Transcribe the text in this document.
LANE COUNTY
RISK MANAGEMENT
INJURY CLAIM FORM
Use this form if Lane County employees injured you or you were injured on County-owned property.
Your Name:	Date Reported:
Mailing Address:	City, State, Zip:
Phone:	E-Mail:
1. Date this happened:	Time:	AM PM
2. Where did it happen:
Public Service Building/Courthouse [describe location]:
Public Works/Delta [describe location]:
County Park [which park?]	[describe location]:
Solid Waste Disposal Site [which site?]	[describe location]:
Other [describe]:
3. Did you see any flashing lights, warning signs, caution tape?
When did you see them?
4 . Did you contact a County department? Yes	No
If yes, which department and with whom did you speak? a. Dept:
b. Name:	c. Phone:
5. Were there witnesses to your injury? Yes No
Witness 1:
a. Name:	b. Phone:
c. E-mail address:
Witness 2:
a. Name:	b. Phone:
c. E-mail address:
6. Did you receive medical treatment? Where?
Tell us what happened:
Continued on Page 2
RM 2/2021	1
---
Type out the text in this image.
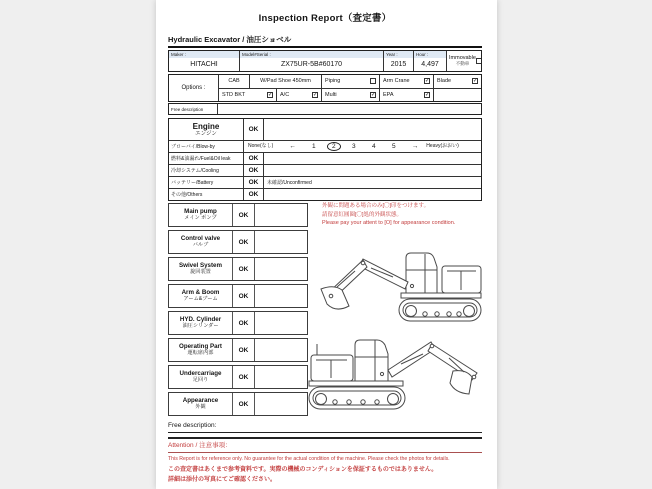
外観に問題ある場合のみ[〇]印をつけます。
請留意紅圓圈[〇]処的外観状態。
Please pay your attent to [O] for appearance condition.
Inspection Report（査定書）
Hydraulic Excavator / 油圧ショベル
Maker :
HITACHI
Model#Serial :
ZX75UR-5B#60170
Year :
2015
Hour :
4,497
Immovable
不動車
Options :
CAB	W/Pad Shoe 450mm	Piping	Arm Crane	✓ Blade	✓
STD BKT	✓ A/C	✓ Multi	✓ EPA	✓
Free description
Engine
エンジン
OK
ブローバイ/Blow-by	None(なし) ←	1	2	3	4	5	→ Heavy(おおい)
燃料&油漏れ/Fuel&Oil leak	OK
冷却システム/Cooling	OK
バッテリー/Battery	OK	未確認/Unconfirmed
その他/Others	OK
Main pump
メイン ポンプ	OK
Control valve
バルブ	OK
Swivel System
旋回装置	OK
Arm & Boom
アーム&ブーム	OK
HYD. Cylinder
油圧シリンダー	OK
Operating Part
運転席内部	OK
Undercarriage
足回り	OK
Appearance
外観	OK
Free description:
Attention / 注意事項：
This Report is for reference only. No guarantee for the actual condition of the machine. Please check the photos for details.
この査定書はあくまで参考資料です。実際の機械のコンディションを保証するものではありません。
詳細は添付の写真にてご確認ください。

• **Aim of the task**:
Filter lines by "location" and return each hit.

• **Right answer**:
Public Service Building/Courthouse [describe location]:
Public Works/Delta [describe location]:
County Park [which park?]	[describe location]:
Solid Waste Disposal Site [which site?]	[describe location]:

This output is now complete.